■ **WHAT YOU ARE ASKED TO DO**
Whenever a line contains the string "آدمی", copy it out of the entries.

■ **DATA FOR THE TASK**
_ _ _ _ _ _ _

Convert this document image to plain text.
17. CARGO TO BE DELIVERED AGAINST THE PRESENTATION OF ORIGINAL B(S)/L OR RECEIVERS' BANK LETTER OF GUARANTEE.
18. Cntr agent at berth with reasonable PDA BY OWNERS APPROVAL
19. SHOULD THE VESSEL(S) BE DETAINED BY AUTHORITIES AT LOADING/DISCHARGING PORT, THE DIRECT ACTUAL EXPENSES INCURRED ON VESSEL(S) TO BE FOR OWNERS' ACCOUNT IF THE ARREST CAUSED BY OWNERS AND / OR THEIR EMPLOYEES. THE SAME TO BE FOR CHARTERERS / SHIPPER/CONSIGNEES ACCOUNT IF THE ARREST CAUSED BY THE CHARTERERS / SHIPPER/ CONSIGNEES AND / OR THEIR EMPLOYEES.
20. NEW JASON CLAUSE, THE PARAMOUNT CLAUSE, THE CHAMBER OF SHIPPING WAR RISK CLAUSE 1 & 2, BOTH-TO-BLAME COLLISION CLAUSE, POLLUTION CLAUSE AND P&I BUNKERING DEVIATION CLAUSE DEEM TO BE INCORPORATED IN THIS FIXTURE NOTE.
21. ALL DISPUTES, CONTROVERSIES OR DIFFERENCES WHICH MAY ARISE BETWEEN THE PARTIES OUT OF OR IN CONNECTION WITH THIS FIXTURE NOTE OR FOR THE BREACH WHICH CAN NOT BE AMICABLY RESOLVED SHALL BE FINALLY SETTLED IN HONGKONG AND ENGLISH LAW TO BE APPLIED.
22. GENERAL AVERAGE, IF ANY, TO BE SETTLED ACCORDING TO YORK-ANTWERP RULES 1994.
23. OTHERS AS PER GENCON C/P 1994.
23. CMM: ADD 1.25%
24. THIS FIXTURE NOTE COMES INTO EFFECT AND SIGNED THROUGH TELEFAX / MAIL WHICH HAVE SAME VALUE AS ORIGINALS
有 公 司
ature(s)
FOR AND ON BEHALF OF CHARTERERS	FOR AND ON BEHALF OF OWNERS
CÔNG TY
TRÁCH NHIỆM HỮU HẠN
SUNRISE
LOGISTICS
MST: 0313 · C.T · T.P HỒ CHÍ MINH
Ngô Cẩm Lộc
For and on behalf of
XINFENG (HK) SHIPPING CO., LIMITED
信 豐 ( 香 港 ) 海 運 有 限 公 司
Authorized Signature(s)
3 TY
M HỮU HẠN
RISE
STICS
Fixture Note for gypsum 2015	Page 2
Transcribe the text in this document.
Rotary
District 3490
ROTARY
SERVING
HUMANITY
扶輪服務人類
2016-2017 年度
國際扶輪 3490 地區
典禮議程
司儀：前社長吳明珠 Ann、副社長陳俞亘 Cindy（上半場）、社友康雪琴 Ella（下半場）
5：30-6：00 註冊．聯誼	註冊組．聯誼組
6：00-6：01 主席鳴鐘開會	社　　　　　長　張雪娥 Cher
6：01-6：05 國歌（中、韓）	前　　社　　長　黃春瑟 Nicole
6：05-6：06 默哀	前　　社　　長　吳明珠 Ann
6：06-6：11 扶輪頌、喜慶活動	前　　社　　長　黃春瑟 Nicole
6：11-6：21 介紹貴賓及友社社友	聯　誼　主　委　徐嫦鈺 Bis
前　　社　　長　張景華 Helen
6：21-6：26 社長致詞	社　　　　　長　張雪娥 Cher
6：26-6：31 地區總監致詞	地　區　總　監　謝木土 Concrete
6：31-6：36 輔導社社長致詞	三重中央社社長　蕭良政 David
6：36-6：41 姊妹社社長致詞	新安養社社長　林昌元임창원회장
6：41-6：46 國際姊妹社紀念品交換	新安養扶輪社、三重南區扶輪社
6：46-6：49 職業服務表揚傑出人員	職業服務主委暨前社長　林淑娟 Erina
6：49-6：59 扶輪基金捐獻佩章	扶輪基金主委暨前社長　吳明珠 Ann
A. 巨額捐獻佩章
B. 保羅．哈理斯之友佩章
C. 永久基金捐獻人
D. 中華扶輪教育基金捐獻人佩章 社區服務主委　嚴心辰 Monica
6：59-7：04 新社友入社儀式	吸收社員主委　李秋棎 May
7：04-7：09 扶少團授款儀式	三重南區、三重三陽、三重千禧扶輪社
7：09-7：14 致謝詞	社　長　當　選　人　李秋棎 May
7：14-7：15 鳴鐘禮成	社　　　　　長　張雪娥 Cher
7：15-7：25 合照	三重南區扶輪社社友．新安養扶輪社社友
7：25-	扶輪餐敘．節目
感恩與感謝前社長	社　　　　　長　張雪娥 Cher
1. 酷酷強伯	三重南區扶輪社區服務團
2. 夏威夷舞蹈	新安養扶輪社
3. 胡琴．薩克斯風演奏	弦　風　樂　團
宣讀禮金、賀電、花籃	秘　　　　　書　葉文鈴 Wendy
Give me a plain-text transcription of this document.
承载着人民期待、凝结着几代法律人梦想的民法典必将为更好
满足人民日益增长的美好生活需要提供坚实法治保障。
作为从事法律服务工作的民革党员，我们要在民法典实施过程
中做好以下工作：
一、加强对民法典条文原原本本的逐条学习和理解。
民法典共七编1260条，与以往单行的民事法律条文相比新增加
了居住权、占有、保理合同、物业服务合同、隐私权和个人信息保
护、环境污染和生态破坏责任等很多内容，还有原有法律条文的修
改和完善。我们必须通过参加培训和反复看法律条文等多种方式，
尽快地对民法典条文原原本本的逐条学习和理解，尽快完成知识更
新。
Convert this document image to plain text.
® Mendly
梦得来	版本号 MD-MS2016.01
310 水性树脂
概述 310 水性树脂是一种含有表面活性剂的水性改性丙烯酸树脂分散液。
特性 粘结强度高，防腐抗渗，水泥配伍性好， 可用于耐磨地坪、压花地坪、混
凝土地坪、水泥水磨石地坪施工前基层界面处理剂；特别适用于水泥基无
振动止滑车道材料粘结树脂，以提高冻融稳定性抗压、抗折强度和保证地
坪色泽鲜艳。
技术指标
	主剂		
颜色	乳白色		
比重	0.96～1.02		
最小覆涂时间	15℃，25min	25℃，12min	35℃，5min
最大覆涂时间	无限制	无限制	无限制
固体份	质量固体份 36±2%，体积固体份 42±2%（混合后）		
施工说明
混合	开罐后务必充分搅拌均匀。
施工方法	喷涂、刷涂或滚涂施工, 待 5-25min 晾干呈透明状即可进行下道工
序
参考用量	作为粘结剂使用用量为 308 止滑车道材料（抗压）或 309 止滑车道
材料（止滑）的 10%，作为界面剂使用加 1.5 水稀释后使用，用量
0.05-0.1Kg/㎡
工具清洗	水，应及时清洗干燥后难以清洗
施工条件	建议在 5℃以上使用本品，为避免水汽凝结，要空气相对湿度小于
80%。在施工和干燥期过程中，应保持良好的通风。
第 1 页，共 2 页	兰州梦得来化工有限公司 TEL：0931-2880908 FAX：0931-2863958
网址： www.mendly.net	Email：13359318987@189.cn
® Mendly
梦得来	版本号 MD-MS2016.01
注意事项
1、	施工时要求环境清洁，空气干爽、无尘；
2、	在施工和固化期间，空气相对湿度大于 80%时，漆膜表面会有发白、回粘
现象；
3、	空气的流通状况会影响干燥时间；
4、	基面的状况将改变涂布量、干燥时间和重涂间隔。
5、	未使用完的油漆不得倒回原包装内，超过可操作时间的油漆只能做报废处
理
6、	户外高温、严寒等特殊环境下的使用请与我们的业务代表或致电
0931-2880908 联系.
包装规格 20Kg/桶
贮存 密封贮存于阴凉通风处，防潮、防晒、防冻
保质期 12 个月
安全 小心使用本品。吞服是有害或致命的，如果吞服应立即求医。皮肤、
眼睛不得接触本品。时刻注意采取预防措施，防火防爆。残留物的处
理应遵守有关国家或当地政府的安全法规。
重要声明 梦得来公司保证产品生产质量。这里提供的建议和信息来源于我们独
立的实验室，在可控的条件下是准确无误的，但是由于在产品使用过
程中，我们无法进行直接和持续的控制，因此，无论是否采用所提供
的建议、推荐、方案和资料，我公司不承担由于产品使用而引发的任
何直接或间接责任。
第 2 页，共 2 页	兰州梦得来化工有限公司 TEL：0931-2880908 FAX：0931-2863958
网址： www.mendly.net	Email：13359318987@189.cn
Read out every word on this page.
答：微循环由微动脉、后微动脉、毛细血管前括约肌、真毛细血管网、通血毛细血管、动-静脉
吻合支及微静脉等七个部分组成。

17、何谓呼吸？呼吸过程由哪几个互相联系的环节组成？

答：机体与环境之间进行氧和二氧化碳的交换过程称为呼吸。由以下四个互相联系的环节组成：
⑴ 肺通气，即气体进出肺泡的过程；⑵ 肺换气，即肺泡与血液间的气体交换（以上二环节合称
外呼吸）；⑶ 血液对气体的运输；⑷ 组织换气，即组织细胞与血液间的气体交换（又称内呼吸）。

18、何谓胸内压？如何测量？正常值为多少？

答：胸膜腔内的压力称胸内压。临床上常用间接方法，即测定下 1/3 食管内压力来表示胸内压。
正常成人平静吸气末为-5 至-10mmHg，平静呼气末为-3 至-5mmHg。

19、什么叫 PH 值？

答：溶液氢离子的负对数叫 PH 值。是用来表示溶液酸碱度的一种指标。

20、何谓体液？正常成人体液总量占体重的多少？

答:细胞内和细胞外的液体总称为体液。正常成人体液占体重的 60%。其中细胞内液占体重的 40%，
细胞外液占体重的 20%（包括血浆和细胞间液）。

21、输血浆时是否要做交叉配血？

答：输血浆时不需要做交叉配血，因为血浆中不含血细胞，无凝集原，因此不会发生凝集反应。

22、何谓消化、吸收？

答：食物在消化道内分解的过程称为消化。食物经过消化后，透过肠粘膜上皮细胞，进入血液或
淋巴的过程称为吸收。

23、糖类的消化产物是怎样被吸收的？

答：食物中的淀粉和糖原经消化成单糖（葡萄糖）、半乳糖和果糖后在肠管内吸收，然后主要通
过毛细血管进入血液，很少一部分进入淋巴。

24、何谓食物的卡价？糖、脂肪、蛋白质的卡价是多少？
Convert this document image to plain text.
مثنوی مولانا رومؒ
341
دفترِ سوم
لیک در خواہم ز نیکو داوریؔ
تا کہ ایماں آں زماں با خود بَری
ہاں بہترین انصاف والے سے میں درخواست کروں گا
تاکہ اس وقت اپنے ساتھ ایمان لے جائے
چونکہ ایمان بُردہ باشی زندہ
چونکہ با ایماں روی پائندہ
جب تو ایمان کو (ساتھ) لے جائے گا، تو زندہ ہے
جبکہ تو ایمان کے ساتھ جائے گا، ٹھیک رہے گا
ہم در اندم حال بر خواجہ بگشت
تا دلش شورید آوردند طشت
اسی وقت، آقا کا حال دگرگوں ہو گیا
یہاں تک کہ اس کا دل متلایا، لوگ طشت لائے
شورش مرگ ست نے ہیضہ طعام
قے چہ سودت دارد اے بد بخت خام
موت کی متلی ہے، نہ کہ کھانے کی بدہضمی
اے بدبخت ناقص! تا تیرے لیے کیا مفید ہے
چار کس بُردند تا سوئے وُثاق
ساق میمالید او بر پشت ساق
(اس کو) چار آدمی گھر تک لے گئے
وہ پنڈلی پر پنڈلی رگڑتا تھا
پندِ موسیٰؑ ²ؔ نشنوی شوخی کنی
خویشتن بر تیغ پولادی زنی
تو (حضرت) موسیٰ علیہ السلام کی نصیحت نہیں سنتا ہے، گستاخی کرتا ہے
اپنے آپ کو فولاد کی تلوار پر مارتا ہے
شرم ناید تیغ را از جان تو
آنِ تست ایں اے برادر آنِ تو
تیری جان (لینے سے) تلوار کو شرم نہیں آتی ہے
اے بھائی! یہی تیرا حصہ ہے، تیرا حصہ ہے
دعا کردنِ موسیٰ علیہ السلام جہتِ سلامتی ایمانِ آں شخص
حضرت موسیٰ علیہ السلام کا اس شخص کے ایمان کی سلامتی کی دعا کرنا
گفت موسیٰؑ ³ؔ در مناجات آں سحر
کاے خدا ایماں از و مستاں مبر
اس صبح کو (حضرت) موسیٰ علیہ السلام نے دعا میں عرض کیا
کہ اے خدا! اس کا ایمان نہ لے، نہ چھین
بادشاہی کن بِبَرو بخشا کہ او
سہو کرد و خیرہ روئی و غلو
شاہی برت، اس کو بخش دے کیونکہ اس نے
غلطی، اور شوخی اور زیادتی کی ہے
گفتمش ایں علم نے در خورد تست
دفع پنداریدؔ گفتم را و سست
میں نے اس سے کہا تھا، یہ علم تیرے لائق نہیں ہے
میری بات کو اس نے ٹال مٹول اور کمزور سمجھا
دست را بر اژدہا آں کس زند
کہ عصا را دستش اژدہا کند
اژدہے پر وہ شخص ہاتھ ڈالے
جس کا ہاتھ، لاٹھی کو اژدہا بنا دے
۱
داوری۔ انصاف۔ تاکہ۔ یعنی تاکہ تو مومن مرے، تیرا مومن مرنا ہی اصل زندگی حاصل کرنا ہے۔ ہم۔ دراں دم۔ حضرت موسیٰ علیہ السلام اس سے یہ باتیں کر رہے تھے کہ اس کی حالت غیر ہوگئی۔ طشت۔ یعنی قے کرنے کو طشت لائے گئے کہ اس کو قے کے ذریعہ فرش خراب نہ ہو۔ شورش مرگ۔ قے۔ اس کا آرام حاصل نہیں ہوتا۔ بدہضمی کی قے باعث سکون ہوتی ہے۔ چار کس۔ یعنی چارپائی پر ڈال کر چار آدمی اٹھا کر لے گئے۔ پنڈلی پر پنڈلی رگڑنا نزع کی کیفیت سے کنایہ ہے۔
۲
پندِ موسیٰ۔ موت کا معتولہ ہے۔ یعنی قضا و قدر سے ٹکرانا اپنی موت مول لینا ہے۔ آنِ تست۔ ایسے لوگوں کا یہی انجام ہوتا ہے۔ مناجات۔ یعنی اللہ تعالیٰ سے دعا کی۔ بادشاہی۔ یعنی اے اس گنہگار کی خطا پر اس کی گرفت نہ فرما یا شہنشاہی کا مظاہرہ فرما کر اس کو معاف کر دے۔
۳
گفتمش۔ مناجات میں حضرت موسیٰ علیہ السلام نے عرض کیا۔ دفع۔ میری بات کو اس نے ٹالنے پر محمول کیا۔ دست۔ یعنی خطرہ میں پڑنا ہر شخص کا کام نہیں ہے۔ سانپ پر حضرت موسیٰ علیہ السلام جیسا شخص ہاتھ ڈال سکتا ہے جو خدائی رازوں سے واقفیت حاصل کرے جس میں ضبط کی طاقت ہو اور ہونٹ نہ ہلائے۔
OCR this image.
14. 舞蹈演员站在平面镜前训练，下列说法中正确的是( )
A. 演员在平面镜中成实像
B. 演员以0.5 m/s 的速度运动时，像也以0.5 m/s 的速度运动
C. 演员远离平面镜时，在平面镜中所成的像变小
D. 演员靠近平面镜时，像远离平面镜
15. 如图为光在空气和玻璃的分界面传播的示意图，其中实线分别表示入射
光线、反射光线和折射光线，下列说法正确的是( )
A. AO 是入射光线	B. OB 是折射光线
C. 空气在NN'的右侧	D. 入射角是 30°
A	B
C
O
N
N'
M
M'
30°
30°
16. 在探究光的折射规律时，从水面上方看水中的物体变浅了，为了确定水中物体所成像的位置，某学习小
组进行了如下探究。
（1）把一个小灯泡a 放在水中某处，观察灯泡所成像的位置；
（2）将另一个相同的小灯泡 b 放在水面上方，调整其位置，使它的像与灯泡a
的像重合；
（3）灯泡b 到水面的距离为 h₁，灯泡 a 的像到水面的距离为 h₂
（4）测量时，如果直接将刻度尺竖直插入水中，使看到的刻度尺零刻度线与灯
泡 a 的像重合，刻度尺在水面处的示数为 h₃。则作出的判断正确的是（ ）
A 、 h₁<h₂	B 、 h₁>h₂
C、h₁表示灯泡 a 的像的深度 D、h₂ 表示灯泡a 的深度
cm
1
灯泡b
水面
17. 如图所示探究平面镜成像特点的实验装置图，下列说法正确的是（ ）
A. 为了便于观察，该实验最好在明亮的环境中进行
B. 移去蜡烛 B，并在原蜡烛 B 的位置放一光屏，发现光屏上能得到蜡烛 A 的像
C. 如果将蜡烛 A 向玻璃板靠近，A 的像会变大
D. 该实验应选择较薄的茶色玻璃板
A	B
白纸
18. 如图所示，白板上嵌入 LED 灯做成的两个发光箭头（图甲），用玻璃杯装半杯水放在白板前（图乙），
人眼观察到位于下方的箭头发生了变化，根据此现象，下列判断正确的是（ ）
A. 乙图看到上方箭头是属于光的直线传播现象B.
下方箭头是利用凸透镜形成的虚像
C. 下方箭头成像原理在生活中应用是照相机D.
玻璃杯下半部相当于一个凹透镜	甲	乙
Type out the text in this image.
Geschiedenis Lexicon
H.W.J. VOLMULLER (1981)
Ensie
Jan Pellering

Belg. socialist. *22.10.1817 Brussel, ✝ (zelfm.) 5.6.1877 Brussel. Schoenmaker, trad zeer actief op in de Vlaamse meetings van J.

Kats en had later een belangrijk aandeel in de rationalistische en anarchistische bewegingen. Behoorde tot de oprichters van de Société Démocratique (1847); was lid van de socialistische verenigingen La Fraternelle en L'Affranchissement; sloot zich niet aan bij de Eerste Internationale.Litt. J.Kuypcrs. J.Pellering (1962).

_ _ _ _ _ _ _

■ **THE COMPLETED TASK**
(اس کو) چار آدمی گھر تک لے گئے
داوری۔ انصاف۔ تاکہ۔ یعنی تاکہ تو مومن مرے، تیرا مومن مرنا ہی اصل زندگی حاصل کرنا ہے۔ ہم۔ دراں دم۔ حضرت موسیٰ علیہ السلام اس سے یہ باتیں کر رہے تھے کہ اس کی حالت غیر ہوگئی۔ طشت۔ یعنی قے کرنے کو طشت لائے گئے کہ اس کو قے کے ذریعہ فرش خراب نہ ہو۔ شورش مرگ۔ قے۔ اس کا آرام حاصل نہیں ہوتا۔ بدہضمی کی قے باعث سکون ہوتی ہے۔ چار کس۔ یعنی چارپائی پر ڈال کر چار آدمی اٹھا کر لے گئے۔ پنڈلی پر پنڈلی رگڑنا نزع کی کیفیت سے کنایہ ہے۔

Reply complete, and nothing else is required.